**Required task:**
In the data below, find every line that has the string "color", and copy it.

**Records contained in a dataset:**

━━━━━━━━━━

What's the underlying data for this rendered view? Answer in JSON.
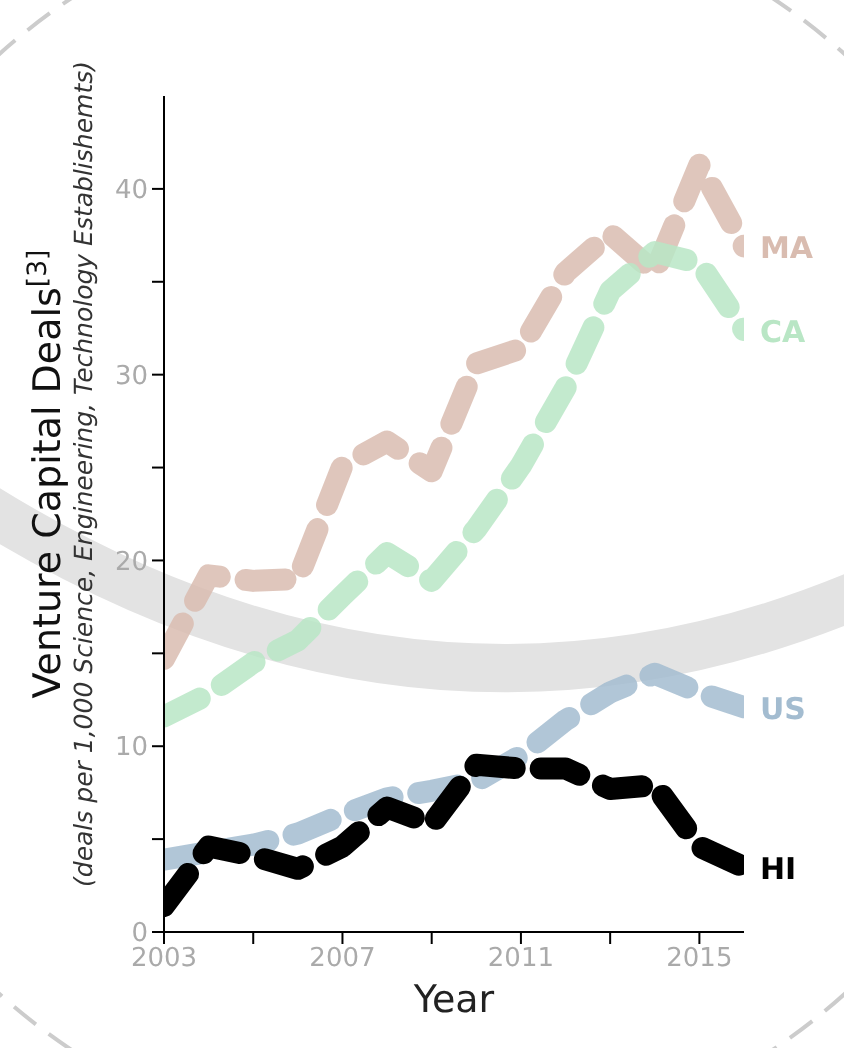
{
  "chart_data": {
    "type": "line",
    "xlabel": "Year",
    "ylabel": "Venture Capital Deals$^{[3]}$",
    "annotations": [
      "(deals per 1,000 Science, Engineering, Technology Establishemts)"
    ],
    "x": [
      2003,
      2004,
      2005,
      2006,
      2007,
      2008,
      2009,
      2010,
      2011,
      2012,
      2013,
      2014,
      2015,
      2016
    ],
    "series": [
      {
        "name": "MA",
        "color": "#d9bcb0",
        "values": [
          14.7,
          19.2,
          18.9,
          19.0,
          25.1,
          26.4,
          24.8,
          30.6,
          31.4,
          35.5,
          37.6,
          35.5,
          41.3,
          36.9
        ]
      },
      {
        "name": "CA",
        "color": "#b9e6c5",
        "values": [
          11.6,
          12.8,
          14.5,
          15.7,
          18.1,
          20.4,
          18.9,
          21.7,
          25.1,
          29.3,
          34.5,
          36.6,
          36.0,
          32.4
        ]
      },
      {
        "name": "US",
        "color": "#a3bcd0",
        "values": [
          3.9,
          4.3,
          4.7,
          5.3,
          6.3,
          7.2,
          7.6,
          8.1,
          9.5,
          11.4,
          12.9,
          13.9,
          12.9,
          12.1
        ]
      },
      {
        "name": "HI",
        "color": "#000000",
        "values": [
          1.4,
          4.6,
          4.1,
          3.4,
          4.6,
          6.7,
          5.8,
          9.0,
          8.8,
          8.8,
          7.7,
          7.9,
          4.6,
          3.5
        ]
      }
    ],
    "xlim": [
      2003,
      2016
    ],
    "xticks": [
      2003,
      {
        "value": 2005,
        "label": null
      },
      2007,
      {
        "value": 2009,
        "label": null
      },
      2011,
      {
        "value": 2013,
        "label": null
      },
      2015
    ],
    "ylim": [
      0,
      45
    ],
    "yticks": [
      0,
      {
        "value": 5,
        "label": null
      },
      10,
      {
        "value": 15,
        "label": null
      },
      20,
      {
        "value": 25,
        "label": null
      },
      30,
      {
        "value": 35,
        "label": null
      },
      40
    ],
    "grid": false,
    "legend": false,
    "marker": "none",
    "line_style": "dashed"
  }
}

━━━━━━━━━━

**Task solution:**
        "color": "#d9bcb0",
        "color": "#b9e6c5",
        "color": "#a3bcd0",
        "color": "#000000",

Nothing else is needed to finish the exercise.